- [AIM OF THE EXERCISE]:
Identify each line in the records below that contains the word "将年份显示为", and copy it.

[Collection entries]
++++++++

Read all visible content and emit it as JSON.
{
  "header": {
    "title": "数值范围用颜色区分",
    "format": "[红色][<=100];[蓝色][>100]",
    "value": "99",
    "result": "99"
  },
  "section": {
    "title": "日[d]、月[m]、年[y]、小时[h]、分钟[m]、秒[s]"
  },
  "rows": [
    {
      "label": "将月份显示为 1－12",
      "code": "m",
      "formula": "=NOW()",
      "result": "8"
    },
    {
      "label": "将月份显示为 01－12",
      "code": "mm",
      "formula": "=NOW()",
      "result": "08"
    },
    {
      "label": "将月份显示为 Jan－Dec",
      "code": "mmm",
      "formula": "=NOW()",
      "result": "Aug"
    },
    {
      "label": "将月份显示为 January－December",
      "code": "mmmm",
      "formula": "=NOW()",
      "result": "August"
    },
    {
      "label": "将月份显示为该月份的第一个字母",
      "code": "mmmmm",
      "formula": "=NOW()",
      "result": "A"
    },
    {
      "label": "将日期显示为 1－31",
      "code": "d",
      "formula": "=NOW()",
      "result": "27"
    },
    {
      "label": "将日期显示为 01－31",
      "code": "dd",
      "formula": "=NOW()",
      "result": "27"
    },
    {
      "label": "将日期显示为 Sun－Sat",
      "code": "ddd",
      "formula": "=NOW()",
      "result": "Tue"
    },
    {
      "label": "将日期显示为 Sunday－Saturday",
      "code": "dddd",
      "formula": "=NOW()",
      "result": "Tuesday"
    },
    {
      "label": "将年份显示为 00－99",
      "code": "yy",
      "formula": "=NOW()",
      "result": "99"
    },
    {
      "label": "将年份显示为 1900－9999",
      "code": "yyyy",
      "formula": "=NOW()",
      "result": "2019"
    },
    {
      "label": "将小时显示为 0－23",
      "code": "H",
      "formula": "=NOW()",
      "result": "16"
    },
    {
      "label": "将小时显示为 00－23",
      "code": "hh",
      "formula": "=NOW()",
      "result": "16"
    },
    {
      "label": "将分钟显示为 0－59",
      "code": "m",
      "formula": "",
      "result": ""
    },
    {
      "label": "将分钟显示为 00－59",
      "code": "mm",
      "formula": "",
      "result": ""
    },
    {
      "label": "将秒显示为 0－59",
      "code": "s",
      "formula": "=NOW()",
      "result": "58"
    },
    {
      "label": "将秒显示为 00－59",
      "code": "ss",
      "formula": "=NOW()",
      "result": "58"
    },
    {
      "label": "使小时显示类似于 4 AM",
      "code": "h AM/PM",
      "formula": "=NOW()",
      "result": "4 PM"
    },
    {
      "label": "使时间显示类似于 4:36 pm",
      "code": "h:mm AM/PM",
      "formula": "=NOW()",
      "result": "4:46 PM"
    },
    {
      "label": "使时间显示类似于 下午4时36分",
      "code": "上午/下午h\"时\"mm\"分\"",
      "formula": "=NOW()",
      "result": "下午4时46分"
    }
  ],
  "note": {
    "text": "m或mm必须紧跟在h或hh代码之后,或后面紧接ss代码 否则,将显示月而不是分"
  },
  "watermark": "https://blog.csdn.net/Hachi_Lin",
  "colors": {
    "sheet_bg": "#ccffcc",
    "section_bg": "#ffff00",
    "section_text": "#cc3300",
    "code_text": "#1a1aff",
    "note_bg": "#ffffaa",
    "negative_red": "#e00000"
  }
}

++++++++

- [OUTPUT FOR THIS TASK]:
      "label": "将年份显示为 00－99",
      "label": "将年份显示为 1900－9999",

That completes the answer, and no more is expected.